begin

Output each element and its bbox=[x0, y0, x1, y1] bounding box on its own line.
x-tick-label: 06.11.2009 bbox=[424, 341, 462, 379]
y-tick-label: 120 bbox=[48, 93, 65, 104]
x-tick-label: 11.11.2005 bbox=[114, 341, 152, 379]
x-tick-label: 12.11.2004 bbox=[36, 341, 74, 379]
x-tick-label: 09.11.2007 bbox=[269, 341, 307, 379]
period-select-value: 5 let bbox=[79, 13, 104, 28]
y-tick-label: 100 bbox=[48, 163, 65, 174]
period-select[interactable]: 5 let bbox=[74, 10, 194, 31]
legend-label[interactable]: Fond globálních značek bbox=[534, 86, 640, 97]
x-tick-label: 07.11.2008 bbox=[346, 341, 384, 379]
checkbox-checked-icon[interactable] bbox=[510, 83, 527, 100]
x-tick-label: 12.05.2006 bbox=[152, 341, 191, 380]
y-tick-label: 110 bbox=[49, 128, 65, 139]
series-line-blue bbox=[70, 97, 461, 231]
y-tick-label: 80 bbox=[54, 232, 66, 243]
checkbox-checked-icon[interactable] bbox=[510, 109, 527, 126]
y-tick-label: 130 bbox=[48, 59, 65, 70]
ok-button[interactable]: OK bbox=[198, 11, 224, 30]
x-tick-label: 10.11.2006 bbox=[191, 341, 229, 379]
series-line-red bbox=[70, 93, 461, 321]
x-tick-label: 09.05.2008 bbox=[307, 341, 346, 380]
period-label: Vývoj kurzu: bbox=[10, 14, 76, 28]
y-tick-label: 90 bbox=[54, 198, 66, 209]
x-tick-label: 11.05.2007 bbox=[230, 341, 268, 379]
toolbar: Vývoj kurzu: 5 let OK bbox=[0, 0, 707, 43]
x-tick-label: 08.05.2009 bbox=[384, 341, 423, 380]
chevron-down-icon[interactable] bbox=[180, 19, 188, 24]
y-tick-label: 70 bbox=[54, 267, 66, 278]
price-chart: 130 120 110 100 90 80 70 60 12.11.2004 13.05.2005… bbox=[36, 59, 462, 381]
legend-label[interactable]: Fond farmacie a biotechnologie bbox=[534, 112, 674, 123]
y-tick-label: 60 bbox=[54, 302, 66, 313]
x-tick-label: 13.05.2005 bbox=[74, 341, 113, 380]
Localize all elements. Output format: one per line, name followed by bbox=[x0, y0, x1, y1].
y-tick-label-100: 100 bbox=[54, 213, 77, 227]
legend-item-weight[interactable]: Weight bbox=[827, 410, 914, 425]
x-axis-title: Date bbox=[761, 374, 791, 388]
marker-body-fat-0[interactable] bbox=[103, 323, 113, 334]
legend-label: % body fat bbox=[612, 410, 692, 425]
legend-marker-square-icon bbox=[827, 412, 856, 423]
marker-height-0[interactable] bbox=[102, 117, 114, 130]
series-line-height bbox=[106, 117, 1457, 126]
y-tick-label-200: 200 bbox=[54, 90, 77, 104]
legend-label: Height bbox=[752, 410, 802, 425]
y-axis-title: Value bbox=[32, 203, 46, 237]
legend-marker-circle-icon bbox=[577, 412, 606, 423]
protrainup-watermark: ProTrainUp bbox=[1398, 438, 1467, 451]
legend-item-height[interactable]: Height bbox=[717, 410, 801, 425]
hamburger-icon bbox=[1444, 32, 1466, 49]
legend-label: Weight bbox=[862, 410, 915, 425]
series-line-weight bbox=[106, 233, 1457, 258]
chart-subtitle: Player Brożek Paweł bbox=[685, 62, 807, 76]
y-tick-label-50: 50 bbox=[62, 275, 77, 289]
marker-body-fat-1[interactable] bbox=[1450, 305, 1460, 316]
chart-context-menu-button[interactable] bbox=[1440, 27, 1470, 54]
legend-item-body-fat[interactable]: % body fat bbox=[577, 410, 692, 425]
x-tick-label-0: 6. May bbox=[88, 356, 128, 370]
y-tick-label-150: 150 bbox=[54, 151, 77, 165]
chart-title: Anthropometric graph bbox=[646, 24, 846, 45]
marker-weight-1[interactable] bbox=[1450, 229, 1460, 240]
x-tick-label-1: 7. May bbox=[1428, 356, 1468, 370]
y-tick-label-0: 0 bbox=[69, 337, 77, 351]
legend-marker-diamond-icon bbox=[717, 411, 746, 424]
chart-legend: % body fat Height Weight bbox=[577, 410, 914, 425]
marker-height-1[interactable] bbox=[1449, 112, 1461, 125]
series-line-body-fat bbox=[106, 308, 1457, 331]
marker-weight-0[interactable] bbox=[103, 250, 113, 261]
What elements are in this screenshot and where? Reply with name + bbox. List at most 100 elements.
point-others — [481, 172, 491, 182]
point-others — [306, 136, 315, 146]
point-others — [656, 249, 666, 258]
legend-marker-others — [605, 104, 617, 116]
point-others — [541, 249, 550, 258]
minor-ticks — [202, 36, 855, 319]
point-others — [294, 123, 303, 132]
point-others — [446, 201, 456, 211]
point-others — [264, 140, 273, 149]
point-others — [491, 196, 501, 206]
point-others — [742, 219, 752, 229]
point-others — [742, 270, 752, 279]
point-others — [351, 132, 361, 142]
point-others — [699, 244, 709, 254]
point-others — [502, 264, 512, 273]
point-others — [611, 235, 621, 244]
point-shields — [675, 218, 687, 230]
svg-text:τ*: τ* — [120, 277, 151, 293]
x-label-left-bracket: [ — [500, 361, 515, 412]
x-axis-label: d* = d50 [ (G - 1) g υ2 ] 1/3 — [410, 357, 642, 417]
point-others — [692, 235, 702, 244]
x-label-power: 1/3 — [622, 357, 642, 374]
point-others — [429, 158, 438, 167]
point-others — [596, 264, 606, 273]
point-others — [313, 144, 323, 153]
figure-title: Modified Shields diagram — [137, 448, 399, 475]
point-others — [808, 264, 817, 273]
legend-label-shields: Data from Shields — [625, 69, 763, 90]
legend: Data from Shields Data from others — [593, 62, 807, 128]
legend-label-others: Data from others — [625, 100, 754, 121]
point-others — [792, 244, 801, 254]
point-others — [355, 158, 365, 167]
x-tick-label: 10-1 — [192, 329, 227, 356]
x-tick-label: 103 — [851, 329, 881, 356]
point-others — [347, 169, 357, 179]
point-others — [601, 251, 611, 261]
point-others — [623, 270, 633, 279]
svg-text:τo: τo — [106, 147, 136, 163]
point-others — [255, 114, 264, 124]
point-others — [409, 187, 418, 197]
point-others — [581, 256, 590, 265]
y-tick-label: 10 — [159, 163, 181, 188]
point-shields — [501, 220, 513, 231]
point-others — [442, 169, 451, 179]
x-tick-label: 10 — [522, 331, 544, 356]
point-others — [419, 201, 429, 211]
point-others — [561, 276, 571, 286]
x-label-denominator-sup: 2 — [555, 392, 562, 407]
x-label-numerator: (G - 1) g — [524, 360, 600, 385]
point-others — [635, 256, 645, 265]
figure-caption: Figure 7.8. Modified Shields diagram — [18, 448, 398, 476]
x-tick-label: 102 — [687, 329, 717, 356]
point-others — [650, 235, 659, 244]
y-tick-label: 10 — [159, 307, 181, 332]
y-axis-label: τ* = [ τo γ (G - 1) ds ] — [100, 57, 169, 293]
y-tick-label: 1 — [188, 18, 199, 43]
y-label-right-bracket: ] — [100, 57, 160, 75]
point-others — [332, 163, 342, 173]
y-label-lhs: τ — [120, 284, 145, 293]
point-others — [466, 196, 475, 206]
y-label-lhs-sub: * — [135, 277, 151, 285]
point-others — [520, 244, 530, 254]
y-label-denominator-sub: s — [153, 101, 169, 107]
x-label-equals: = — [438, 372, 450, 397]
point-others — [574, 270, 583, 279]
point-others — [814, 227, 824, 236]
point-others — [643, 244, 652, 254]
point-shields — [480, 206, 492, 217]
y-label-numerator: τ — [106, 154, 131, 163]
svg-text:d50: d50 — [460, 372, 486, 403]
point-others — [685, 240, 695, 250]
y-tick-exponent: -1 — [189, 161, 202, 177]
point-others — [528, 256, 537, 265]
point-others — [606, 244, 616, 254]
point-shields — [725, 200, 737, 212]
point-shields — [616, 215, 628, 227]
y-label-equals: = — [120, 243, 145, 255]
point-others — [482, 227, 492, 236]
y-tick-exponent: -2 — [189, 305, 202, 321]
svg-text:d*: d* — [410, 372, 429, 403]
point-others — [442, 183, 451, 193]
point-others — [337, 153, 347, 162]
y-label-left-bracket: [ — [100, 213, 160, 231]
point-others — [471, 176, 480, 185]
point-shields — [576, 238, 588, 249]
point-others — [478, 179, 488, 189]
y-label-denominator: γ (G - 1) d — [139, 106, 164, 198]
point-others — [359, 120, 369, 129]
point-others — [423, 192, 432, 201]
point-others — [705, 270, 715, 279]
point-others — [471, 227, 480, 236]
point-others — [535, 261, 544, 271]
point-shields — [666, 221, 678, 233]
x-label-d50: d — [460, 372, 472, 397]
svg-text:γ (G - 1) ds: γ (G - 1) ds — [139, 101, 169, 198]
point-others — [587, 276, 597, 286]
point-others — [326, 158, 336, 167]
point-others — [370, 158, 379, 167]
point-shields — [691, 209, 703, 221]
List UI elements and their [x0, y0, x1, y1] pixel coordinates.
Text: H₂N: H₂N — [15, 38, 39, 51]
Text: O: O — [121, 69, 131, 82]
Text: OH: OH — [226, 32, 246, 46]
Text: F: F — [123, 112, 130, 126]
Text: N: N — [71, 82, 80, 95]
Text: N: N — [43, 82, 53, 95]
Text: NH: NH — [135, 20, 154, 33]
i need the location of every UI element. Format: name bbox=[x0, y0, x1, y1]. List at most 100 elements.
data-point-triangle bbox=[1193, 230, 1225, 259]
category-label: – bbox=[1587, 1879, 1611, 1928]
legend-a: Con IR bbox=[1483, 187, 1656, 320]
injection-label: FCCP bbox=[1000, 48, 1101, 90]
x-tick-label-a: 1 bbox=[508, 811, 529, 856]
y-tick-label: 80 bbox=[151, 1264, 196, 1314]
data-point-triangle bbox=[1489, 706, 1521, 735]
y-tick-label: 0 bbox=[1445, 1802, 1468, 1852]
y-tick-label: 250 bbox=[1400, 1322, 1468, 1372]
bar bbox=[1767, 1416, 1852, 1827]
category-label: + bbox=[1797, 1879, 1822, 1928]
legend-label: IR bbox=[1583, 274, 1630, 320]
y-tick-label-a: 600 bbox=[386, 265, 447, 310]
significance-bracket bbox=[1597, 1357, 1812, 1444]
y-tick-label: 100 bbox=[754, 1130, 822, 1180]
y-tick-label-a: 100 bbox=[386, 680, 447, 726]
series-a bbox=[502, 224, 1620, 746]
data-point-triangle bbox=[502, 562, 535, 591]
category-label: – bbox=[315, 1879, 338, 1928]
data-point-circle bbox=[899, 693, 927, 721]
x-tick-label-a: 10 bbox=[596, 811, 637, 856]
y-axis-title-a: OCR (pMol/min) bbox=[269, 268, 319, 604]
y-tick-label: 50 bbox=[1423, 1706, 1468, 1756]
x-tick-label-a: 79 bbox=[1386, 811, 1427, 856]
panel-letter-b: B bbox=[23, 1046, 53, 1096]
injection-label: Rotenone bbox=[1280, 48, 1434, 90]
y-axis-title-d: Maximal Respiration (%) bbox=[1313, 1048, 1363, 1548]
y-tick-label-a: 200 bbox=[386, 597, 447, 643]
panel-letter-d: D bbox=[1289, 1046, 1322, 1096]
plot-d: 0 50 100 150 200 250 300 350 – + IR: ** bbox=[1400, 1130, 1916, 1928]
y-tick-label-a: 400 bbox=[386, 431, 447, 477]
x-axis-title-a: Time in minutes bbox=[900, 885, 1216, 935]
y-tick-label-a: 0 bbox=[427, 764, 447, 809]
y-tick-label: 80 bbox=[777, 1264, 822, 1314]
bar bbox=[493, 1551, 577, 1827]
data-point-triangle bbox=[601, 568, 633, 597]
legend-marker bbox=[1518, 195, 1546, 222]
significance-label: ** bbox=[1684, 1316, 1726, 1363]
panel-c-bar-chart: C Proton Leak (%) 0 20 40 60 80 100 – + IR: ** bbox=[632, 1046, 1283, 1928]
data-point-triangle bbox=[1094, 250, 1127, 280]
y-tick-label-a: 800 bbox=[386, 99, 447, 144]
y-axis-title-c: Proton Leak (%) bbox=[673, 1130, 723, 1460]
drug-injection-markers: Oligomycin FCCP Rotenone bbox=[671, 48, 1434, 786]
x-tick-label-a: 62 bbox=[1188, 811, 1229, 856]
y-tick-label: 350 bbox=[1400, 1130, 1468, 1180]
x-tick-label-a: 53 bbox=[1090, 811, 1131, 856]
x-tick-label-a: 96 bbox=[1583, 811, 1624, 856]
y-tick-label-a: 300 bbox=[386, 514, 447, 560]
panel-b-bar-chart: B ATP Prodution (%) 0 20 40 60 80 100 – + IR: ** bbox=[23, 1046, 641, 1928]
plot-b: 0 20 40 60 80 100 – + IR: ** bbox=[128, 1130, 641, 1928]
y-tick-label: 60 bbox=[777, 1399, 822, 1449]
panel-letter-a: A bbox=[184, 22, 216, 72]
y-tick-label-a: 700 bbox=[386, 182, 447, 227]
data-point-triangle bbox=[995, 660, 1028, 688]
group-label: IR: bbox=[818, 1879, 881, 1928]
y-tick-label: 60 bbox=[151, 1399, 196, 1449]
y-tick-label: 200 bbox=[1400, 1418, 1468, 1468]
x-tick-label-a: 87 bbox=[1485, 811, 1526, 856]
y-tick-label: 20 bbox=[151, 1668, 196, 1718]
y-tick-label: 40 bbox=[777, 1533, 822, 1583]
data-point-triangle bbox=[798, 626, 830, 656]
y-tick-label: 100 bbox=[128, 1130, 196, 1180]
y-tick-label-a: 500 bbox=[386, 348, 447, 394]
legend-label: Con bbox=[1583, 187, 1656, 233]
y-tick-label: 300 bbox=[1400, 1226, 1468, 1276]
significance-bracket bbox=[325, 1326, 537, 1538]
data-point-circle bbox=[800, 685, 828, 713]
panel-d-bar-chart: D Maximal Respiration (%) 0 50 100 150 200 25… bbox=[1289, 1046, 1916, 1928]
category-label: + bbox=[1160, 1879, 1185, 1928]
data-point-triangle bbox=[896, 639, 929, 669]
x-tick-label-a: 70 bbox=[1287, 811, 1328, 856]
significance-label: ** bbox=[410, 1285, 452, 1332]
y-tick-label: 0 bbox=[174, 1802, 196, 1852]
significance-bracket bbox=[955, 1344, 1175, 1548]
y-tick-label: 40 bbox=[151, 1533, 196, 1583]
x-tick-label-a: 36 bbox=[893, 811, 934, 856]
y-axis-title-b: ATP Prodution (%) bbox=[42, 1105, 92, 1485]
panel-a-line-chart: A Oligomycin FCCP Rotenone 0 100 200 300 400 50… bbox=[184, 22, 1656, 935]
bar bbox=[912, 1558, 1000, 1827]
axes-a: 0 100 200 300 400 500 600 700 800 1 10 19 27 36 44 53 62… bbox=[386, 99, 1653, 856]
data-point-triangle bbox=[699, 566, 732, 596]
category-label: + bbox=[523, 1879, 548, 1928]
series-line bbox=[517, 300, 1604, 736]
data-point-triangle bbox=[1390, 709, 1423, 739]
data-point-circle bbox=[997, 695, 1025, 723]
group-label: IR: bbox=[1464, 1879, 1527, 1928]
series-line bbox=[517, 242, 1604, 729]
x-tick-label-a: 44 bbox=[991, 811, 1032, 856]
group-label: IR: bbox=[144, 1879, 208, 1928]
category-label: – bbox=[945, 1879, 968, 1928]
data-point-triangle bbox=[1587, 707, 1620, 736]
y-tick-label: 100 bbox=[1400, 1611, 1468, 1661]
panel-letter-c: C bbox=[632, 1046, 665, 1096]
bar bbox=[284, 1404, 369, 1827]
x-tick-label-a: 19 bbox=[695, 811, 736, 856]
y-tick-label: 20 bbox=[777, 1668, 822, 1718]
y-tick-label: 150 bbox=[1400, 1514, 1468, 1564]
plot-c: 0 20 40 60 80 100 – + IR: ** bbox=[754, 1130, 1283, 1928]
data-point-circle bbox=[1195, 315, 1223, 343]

end

_DO THIS_:
Copy the rows from the first one through the line containing "x-tick-label: 11.05.2007 bbox=[230, 341, 268, 379]", and substitute "y-axis-label" for every "y-tick-label". Leave everything else unchanged.

_ANSWER TO THIS EXERCISE_:
Output each element and its bbox=[x0, y0, x1, y1] bounding box on its own line.
x-tick-label: 06.11.2009 bbox=[424, 341, 462, 379]
y-axis-label: 120 bbox=[48, 93, 65, 104]
x-tick-label: 11.11.2005 bbox=[114, 341, 152, 379]
x-tick-label: 12.11.2004 bbox=[36, 341, 74, 379]
x-tick-label: 09.11.2007 bbox=[269, 341, 307, 379]
period-select-value: 5 let bbox=[79, 13, 104, 28]
y-axis-label: 100 bbox=[48, 163, 65, 174]
period-select[interactable]: 5 let bbox=[74, 10, 194, 31]
legend-label[interactable]: Fond globálních značek bbox=[534, 86, 640, 97]
x-tick-label: 07.11.2008 bbox=[346, 341, 384, 379]
checkbox-checked-icon[interactable] bbox=[510, 83, 527, 100]
x-tick-label: 12.05.2006 bbox=[152, 341, 191, 380]
y-axis-label: 110 bbox=[49, 128, 65, 139]
series-line-blue bbox=[70, 97, 461, 231]
y-axis-label: 80 bbox=[54, 232, 66, 243]
checkbox-checked-icon[interactable] bbox=[510, 109, 527, 126]
y-axis-label: 130 bbox=[48, 59, 65, 70]
ok-button[interactable]: OK bbox=[198, 11, 224, 30]
x-tick-label: 10.11.2006 bbox=[191, 341, 229, 379]
series-line-red bbox=[70, 93, 461, 321]
x-tick-label: 09.05.2008 bbox=[307, 341, 346, 380]
period-label: Vývoj kurzu: bbox=[10, 14, 76, 28]
y-axis-label: 90 bbox=[54, 198, 66, 209]
x-tick-label: 11.05.2007 bbox=[230, 341, 268, 379]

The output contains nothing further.